(Stored dataset items)
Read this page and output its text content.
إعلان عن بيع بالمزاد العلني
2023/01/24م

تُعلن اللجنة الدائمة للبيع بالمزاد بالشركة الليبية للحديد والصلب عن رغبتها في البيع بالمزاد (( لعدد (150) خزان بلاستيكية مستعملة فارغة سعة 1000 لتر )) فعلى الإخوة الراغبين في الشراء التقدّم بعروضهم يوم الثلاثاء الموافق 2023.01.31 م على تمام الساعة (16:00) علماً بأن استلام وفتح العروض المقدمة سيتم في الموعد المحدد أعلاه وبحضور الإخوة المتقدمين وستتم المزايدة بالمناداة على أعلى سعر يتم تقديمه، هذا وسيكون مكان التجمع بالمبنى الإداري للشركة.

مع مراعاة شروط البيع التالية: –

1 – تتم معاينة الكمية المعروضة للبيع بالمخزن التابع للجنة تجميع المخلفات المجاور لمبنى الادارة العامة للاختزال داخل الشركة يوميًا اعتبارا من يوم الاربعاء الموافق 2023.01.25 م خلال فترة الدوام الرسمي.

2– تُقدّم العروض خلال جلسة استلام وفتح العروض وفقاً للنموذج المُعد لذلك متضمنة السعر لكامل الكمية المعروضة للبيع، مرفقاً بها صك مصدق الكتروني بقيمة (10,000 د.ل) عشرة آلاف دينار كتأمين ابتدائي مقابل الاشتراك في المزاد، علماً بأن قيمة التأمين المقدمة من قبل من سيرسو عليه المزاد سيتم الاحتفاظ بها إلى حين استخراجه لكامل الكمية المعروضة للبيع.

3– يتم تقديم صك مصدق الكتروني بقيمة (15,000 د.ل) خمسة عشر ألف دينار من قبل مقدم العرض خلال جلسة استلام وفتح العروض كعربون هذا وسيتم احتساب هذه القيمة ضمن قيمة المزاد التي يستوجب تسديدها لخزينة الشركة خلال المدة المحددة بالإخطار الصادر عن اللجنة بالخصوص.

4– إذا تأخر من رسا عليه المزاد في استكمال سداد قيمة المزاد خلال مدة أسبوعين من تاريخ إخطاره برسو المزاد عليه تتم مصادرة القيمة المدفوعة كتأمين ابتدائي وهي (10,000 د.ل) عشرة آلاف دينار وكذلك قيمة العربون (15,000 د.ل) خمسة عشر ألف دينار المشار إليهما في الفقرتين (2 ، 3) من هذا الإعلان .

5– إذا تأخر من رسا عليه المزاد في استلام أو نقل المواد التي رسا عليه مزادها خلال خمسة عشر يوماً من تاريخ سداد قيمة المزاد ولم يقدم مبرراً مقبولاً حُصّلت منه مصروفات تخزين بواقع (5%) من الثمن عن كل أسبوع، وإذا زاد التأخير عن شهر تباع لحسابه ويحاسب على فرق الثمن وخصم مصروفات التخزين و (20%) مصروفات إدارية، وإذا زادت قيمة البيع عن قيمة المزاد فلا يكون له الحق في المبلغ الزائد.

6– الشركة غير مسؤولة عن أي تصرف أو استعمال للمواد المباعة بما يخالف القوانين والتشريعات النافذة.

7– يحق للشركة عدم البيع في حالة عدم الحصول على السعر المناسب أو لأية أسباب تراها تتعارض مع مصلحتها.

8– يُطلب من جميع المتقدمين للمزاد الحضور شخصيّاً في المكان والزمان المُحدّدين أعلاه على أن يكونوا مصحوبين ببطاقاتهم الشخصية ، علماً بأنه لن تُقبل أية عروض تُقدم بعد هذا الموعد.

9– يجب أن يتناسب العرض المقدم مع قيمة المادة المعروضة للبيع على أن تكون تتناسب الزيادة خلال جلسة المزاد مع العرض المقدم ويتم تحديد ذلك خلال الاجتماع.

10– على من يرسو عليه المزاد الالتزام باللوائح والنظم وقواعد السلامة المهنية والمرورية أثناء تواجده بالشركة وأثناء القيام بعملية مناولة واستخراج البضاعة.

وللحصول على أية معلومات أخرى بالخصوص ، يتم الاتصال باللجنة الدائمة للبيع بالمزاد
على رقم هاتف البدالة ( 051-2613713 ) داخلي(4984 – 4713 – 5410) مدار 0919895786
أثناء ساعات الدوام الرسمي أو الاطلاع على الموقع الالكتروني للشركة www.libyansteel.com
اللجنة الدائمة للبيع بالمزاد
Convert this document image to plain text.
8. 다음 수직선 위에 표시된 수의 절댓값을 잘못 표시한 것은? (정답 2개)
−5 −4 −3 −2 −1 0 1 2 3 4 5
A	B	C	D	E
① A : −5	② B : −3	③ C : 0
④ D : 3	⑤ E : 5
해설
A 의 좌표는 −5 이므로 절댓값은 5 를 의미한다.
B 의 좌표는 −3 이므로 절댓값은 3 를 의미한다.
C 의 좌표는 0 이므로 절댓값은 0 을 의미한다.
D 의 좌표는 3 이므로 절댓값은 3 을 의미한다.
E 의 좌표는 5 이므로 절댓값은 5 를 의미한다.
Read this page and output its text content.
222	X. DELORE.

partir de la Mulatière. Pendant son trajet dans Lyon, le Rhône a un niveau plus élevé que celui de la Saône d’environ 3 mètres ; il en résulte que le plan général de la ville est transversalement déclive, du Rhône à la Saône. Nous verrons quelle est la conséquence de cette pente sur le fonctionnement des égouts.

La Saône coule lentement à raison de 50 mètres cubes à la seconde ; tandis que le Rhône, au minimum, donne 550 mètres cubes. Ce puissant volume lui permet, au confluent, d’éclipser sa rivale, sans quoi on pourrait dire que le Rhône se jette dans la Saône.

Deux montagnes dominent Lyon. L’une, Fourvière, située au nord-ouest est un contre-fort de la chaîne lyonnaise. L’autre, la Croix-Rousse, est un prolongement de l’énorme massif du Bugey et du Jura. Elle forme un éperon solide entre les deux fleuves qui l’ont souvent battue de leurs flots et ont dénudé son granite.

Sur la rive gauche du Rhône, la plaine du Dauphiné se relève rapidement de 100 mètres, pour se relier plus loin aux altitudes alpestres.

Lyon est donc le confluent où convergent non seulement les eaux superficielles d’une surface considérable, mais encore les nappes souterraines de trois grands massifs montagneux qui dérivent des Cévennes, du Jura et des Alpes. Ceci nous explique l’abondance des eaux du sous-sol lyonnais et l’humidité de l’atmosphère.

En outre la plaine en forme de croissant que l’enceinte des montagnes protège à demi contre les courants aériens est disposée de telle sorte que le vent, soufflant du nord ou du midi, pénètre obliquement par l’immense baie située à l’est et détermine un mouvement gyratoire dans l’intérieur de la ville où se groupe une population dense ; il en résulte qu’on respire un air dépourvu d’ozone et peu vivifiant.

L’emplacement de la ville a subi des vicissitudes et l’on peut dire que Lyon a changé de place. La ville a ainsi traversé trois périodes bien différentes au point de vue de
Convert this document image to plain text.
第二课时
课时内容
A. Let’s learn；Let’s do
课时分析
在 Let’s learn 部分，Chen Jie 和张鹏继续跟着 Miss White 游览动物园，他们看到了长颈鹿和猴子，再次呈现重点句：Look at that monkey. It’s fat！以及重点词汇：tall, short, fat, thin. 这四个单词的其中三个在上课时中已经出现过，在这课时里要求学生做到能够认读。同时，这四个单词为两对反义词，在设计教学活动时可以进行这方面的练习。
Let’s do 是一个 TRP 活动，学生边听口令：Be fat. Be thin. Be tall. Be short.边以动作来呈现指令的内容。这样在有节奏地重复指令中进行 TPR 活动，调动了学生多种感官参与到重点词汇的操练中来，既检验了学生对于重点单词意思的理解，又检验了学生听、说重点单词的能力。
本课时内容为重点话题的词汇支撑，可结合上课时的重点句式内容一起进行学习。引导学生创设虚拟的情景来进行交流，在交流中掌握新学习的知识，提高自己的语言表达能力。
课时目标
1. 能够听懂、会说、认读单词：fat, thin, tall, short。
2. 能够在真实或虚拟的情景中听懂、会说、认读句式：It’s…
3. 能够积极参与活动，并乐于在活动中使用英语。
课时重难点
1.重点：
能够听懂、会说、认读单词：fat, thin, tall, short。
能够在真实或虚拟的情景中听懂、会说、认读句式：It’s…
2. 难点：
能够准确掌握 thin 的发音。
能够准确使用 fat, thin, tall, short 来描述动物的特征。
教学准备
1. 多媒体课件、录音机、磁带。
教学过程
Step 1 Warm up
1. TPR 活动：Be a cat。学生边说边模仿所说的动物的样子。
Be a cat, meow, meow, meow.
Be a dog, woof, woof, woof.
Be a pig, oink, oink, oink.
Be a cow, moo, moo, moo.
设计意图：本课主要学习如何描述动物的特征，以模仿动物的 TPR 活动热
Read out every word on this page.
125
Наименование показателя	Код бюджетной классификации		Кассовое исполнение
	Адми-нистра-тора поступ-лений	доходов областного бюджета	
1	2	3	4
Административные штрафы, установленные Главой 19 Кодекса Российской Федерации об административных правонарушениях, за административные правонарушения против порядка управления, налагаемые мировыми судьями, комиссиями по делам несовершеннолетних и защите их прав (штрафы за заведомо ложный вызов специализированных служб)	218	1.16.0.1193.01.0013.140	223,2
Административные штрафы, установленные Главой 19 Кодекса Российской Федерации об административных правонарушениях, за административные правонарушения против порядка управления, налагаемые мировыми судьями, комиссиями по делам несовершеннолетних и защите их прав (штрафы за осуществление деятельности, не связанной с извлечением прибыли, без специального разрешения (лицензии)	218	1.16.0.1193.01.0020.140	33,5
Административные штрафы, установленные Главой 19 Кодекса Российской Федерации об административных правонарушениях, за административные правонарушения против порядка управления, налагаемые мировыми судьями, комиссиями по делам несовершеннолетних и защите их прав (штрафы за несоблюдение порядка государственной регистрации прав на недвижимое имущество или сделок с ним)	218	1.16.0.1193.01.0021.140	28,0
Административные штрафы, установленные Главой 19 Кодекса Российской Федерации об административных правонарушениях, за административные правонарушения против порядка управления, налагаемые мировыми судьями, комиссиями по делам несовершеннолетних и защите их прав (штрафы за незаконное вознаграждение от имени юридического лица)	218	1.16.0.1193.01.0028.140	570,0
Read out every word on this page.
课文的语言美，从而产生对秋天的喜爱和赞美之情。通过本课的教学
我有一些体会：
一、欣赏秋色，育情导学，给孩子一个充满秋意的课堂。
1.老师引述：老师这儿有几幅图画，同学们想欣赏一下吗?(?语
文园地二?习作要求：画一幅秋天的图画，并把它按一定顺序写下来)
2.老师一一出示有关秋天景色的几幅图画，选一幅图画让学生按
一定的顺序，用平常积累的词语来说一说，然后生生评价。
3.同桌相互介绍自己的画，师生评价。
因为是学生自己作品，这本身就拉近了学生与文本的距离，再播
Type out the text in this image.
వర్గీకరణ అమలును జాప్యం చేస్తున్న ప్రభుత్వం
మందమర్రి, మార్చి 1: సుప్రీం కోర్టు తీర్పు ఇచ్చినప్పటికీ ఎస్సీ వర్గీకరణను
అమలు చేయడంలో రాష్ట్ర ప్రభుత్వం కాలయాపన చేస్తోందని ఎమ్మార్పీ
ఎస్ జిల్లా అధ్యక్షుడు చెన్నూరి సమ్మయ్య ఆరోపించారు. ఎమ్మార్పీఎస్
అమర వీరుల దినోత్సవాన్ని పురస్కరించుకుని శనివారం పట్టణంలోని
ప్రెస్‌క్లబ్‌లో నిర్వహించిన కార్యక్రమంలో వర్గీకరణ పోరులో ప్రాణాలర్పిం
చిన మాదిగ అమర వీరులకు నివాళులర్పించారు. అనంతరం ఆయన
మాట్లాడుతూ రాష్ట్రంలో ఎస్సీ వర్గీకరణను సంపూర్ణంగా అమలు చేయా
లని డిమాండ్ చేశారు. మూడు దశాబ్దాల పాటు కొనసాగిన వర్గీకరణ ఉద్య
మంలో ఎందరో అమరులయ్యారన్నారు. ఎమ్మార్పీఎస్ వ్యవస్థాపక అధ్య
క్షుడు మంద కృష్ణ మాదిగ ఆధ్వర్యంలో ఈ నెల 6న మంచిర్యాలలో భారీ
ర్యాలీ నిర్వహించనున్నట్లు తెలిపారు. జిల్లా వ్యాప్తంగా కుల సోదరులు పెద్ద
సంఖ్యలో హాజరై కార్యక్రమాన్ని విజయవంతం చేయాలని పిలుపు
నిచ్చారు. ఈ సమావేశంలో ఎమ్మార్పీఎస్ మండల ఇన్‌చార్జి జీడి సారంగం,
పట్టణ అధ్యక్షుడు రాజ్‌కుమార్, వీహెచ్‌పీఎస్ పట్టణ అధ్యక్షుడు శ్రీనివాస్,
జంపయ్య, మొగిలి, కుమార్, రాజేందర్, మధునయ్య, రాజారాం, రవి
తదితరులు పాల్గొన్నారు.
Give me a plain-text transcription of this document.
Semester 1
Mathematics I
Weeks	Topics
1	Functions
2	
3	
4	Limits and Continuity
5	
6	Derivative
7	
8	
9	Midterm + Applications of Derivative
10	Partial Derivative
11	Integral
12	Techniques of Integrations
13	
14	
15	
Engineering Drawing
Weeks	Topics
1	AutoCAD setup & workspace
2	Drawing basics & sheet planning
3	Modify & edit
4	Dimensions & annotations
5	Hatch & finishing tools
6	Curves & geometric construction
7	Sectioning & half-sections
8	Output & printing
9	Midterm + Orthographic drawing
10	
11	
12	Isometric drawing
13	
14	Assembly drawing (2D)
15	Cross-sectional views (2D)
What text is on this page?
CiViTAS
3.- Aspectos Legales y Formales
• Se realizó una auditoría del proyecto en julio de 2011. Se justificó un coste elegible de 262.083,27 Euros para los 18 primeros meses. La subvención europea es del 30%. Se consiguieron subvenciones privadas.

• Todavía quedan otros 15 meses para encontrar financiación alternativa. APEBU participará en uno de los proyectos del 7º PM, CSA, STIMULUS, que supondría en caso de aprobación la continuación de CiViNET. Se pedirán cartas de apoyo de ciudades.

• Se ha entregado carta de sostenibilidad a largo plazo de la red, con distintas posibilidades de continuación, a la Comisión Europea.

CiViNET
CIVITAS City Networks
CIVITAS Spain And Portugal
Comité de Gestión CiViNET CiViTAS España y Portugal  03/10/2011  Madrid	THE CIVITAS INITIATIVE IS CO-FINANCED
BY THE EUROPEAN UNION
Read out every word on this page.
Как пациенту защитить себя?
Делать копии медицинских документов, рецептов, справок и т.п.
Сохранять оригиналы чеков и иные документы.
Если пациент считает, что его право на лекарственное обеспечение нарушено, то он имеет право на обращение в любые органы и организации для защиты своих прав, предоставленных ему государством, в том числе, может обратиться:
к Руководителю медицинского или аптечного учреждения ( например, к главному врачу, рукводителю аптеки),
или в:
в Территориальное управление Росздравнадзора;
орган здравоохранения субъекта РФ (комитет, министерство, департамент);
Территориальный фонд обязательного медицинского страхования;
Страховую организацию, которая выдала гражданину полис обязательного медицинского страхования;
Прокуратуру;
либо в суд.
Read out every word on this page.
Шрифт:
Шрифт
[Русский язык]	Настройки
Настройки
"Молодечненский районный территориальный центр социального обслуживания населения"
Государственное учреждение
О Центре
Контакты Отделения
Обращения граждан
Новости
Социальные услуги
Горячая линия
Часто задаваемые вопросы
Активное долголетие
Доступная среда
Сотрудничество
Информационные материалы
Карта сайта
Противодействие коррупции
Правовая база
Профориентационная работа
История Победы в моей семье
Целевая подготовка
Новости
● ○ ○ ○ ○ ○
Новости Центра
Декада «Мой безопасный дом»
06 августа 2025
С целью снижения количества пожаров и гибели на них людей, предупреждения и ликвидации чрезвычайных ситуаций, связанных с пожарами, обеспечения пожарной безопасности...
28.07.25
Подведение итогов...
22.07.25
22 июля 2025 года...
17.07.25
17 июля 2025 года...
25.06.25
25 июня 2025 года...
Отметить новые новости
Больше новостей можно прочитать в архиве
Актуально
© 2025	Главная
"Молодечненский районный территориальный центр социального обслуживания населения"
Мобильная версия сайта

■ **What you should do**
Pick out each line above that includes "dire" and show it.

■ **Output of the exercise**
La Saône coule lentement à raison de 50 mètres cubes à la seconde ; tandis que le Rhône, au minimum, donne 550 mètres cubes. Ce puissant volume lui permet, au confluent, d’éclipser sa rivale, sans quoi on pourrait dire que le Rhône se jette dans la Saône.
L’emplacement de la ville a subi des vicissitudes et l’on peut dire que Lyon a changé de place. La ville a ainsi traversé trois périodes bien différentes au point de vue de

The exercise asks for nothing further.